(Beginning of Reading passage)

Works on Paper: Jo Baer, James Bishop & Suzan Frecon, Lawrence Markey Gallery, San Antonio, TX

lawrencemarkey-baer

Jo Baer, Untitled, 1962
Gouache & ink on paper, 5 x 5 inches

September 9 – October 16, 2009

Lawrence Markey is pleased to announce an exhibition of works on paper by Jo Baer, James Bishop and Suzan Frecon.

Jo Baer was born in Seattle, Washington in 1929. She studied biology at the University of Washington and completed graduate work at the New School for Social Research in New York in 1953. Baer gained notoriety for her paintings, shown in seminal exhibitions of Minimalist art, in New York in the early 1960’s. Baer immigrated to Ireland after a mid-career retrospective at the Whitney Museum of American Art in 1975. She has lived and worked in Amsterdam since 1983. In a 1987 interview (with Barbara Flynn), Jo Baer described her work in painting saying, “All of the socalled abstract artists always have a tissue of meaning. I always did certainly…. I meant layers. I meant boundaries. I meant very specific things always”. The drawings featured in this exhibition date from 1962.

James Bishop is an American born painter who has lived and worked in France since 1958. Although Bishop’s work was exhibited at the Art Institute of Chicago in 2008, “James Bishop, Paintings on Paper 1959–2007”, his work has been exhibited relatively little in the U.S. In his 2008 article Painting by Other Means Joe Fyfe characterized Bishop’s work alongside the French Support/Surface movement, noting, “This movement, the most radically generous of the many reductive abstractionist tendencies of the 1960’s, proposed a radical concentration on the material attributes of painting while allowing for allusive content” (Art in America, Oct. 2008). Bishop himself has remarked that he is “of the quieter branch” of Abstract Expressionism.

Suzan Frecon was born in Pennsylvania and studied art at Penn State University from 1959 to 1963. She attended the Université de Strasbourg in 1962, and the École Nationale Superieure des Beaux Arts in Paris from 1963 to 1966. She has lived and worked in New York since the late 1970’s. Responding to watercolors from the exhibition, “form, color, illumination: Suzan Frecon painting” at the Menil Collection in 2008, David Cohen wrote in regards to her work on paper, “…. her general preference, in keeping with her inclination toward suspension, is for a balance of acceptance and resistance. Consequently, the watercolors are visceral objects, buckling, rough at the edges” (Art in America, Sept. 2008). Suzan Frecon’s most recent watercolors will be featured in this exhibition.

(End of Reading passage)
(Beginning of Supplied information)

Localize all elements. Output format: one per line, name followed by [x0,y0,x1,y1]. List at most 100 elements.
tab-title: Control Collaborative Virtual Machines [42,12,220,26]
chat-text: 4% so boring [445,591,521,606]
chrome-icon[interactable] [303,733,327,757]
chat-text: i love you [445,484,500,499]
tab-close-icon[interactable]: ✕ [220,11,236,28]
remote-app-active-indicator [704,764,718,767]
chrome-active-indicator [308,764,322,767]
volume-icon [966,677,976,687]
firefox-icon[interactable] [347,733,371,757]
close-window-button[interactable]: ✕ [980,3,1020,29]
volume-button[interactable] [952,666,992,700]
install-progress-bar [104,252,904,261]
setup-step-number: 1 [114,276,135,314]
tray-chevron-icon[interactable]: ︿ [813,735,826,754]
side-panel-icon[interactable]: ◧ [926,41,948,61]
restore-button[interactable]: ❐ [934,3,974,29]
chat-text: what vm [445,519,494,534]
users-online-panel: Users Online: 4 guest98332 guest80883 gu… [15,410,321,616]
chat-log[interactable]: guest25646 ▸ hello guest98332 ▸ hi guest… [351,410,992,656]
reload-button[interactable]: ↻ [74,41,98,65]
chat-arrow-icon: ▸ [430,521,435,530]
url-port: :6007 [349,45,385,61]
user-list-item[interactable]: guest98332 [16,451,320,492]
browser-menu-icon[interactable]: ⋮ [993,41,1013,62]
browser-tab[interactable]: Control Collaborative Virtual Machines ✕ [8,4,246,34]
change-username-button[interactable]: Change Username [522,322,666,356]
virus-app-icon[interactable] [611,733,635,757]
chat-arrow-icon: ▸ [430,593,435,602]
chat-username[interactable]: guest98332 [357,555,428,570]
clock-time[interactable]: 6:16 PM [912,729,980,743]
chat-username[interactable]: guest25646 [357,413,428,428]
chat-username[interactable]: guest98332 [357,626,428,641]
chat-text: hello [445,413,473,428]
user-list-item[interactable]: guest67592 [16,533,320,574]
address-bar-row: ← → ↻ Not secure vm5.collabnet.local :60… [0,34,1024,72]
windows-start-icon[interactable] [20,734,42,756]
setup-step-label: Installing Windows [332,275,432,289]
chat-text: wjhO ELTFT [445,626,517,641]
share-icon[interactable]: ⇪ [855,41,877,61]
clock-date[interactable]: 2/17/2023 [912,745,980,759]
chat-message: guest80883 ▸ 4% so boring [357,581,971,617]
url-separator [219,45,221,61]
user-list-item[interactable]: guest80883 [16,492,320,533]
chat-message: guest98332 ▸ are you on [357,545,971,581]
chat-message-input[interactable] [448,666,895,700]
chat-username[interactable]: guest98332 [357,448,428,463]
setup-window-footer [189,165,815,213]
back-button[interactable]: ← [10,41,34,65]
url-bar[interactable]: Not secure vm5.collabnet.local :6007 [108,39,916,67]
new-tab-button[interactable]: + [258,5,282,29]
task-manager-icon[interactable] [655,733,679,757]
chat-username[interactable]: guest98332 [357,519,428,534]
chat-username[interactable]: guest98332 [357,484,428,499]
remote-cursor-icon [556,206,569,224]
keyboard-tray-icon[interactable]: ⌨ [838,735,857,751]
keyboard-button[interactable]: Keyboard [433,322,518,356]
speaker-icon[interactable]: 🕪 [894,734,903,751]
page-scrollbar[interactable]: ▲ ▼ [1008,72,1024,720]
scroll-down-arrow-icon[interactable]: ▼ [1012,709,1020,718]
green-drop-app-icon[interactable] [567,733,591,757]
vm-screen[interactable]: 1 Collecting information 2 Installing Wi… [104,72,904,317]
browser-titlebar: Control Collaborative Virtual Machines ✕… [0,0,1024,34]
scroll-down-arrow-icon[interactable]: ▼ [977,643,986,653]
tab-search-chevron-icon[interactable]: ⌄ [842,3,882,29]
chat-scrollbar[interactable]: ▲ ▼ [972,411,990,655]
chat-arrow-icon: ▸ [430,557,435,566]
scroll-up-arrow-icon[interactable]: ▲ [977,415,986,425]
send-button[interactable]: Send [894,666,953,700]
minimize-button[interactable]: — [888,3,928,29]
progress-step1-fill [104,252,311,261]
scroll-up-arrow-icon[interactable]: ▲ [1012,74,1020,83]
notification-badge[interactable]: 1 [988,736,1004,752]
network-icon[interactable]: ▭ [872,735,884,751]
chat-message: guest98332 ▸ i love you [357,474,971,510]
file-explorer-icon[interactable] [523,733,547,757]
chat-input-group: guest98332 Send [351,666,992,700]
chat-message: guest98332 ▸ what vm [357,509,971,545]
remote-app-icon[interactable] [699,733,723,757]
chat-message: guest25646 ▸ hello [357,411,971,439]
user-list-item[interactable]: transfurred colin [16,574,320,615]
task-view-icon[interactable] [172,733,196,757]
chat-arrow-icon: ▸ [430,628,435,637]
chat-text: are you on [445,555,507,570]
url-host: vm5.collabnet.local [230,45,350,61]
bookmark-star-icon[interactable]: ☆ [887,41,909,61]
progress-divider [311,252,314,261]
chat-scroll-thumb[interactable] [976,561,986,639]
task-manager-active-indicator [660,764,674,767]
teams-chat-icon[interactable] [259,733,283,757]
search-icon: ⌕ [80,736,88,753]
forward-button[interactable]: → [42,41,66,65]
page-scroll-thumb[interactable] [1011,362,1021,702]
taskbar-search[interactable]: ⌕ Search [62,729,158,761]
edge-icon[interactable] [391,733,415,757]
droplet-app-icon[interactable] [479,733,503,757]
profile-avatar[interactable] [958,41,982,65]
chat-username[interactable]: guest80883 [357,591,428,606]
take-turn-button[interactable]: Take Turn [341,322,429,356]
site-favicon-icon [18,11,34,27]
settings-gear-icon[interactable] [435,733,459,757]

(End of Supplied information)

## Problems to solve
[a] Quote the exhibition announcement, starting with "Works on Paper: Jo" and going on through "and Suzan Frecon.".
[b] According to the exhibition announcement, in which country has James Bishop lived and worked since 1958?
These rows have no connection to the exhibition announcement.

## Expected responses
[a]
Works on Paper: Jo Baer, James Bishop & Suzan Frecon, Lawrence Markey Gallery, San Antonio, TX

lawrencemarkey-baer

Jo Baer, Untitled, 1962
Gouache & ink on paper, 5 x 5 inches

September 9 – October 16, 2009

Lawrence Markey is pleased to announce an exhibition of works on paper by Jo Baer, James Bishop and Suzan Frecon.

[b] France